## What to work on
Transcribe the lines below verbatim, skipping the images.

## Data rows
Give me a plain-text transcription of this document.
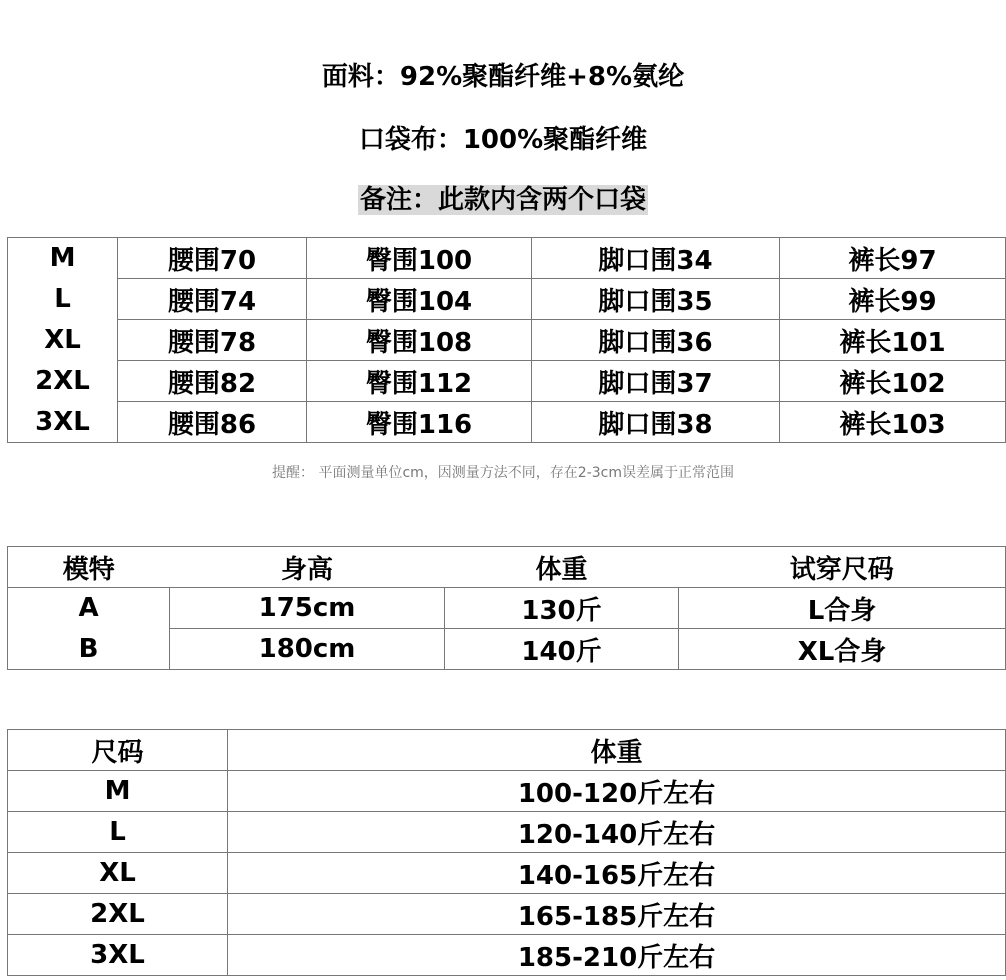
面料：92%聚酯纤维+8%氨纶
口袋布：100%聚酯纤维
备注：此款内含两个口袋
M	腰围70	臀围100	脚口围34	裤长97
L	腰围74	臀围104	脚口围35	裤长99
XL	腰围78	臀围108	脚口围36	裤长101
2XL	腰围82	臀围112	脚口围37	裤长102
3XL	腰围86	臀围116	脚口围38	裤长103
提醒： 平面测量单位cm，因测量方法不同，存在2-3cm误差属于正常范围
模特	身高	体重	试穿尺码
A	175cm	130斤	L合身
B	180cm	140斤	XL合身
尺码	体重
M	100-120斤左右
L	120-140斤左右
XL	140-165斤左右
2XL	165-185斤左右
3XL	185-210斤左右
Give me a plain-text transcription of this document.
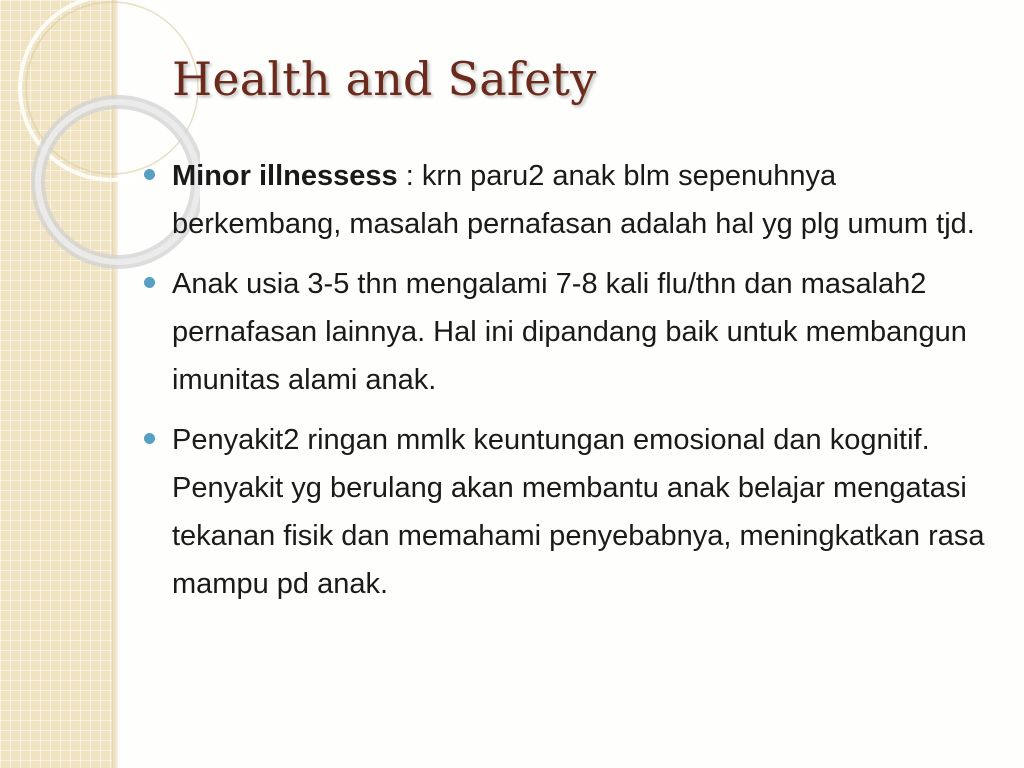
Health and Safety
Minor illnessess : krn paru2 anak blm sepenuhnya berkembang, masalah pernafasan adalah hal yg plg umum tjd.
Anak usia 3-5 thn mengalami 7-8 kali flu/thn dan masalah2 pernafasan lainnya. Hal ini dipandang baik untuk membangun imunitas alami anak.
Penyakit2 ringan mmlk keuntungan emosional dan kognitif. Penyakit yg berulang akan membantu anak belajar mengatasi tekanan fisik dan memahami penyebabnya, meningkatkan rasa mampu pd anak.
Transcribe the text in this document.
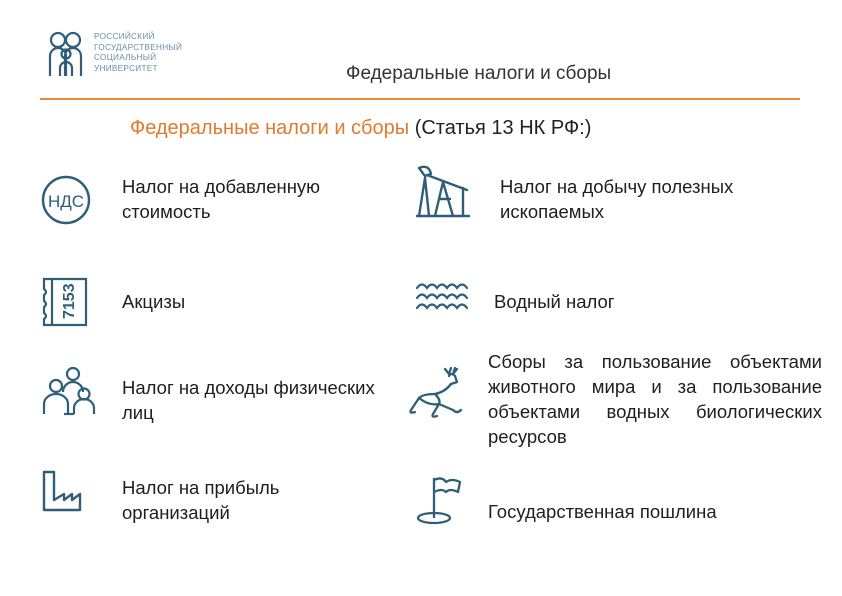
РОССИЙСКИЙ
ГОСУДАРСТВЕННЫЙ
СОЦИАЛЬНЫЙ
УНИВЕРСИТЕТ	Федеральные налоги и сборы
Федеральные налоги и сборы (Статья 13 НК РФ:)
НДС
Налог на добавленную стоимость
Налог на добычу полезных ископаемых
7153 Акцизы	Водный налог
Налог на доходы физических лиц
Сборы за пользование объектами животного мира и за пользование объектами водных биологических ресурсов
Налог на прибыль организаций	Государственная пошлина
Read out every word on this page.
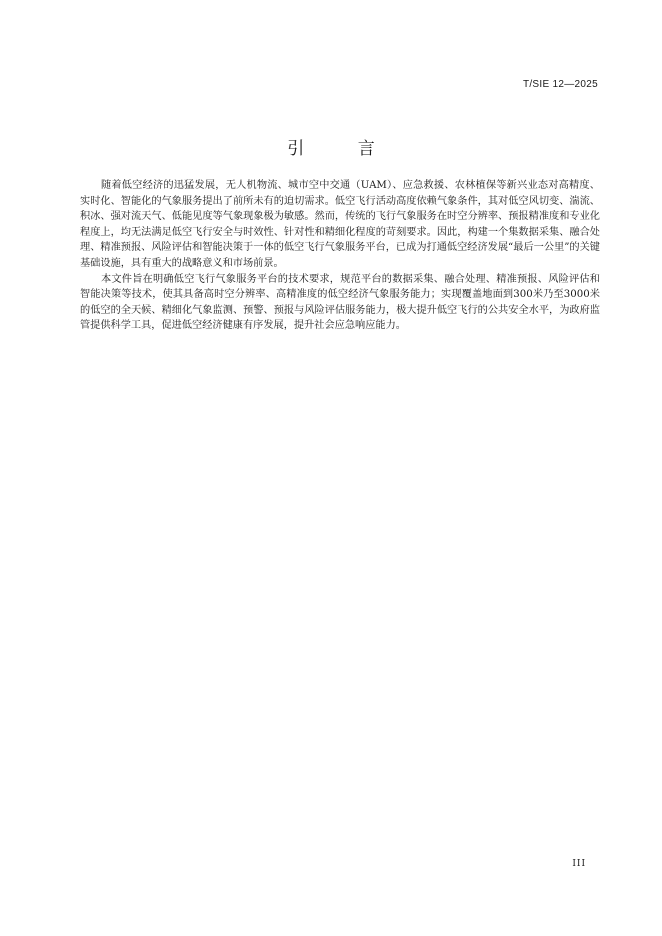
T/SIE 12—2025
引 言

随着低空经济的迅猛发展，无人机物流、城市空中交通（UAM）、应急救援、农林植保等新兴业态对高精度、实时化、智能化的气象服务提出了前所未有的迫切需求。低空飞行活动高度依赖气象条件，其对低空风切变、湍流、积冰、强对流天气、低能见度等气象现象极为敏感。然而，传统的飞行气象服务在时空分辨率、预报精准度和专业化程度上，均无法满足低空飞行安全与时效性、针对性和精细化程度的苛刻要求。因此，构建一个集数据采集、融合处理、精准预报、风险评估和智能决策于一体的低空飞行气象服务平台，已成为打通低空经济发展“最后一公里”的关键基础设施，具有重大的战略意义和市场前景。

本文件旨在明确低空飞行气象服务平台的技术要求，规范平台的数据采集、融合处理、精准预报、风险评估和智能决策等技术，使其具备高时空分辨率、高精准度的低空经济气象服务能力；实现覆盖地面到300米乃至3000米的低空的全天候、精细化气象监测、预警、预报与风险评估服务能力，极大提升低空飞行的公共安全水平，为政府监管提供科学工具，促进低空经济健康有序发展，提升社会应急响应能力。

III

## Response to this exercise
Give me a plain-text transcription of this document.
面料：92%聚酯纤维+8%氨纶
口袋布：100%聚酯纤维
备注：此款内含两个口袋
M	腰围70	臀围100	脚口围34	裤长97
L	腰围74	臀围104	脚口围35	裤长99
XL	腰围78	臀围108	脚口围36	裤长101
2XL	腰围82	臀围112	脚口围37	裤长102
3XL	腰围86	臀围116	脚口围38	裤长103
提醒： 平面测量单位cm，因测量方法不同，存在2-3cm误差属于正常范围
模特	身高	体重	试穿尺码
A	175cm	130斤	L合身
B	180cm	140斤	XL合身
尺码	体重
M	100-120斤左右
L	120-140斤左右
XL	140-165斤左右
2XL	165-185斤左右
3XL	185-210斤左右
Give me a plain-text transcription of this document.
Health and Safety
Minor illnessess : krn paru2 anak blm sepenuhnya berkembang, masalah pernafasan adalah hal yg plg umum tjd.
Anak usia 3-5 thn mengalami 7-8 kali flu/thn dan masalah2 pernafasan lainnya. Hal ini dipandang baik untuk membangun imunitas alami anak.
Penyakit2 ringan mmlk keuntungan emosional dan kognitif. Penyakit yg berulang akan membantu anak belajar mengatasi tekanan fisik dan memahami penyebabnya, meningkatkan rasa mampu pd anak.
Transcribe the text in this document.
РОССИЙСКИЙ
ГОСУДАРСТВЕННЫЙ
СОЦИАЛЬНЫЙ
УНИВЕРСИТЕТ	Федеральные налоги и сборы
Федеральные налоги и сборы (Статья 13 НК РФ:)
НДС
Налог на добавленную стоимость
Налог на добычу полезных ископаемых
7153 Акцизы	Водный налог
Налог на доходы физических лиц
Сборы за пользование объектами животного мира и за пользование объектами водных биологических ресурсов
Налог на прибыль организаций	Государственная пошлина
Read out every word on this page.
T/SIE 12—2025
引 言

随着低空经济的迅猛发展，无人机物流、城市空中交通（UAM）、应急救援、农林植保等新兴业态对高精度、实时化、智能化的气象服务提出了前所未有的迫切需求。低空飞行活动高度依赖气象条件，其对低空风切变、湍流、积冰、强对流天气、低能见度等气象现象极为敏感。然而，传统的飞行气象服务在时空分辨率、预报精准度和专业化程度上，均无法满足低空飞行安全与时效性、针对性和精细化程度的苛刻要求。因此，构建一个集数据采集、融合处理、精准预报、风险评估和智能决策于一体的低空飞行气象服务平台，已成为打通低空经济发展“最后一公里”的关键基础设施，具有重大的战略意义和市场前景。

本文件旨在明确低空飞行气象服务平台的技术要求，规范平台的数据采集、融合处理、精准预报、风险评估和智能决策等技术，使其具备高时空分辨率、高精准度的低空经济气象服务能力；实现覆盖地面到300米乃至3000米的低空的全天候、精细化气象监测、预警、预报与风险评估服务能力，极大提升低空飞行的公共安全水平，为政府监管提供科学工具，促进低空经济健康有序发展，提升社会应急响应能力。

III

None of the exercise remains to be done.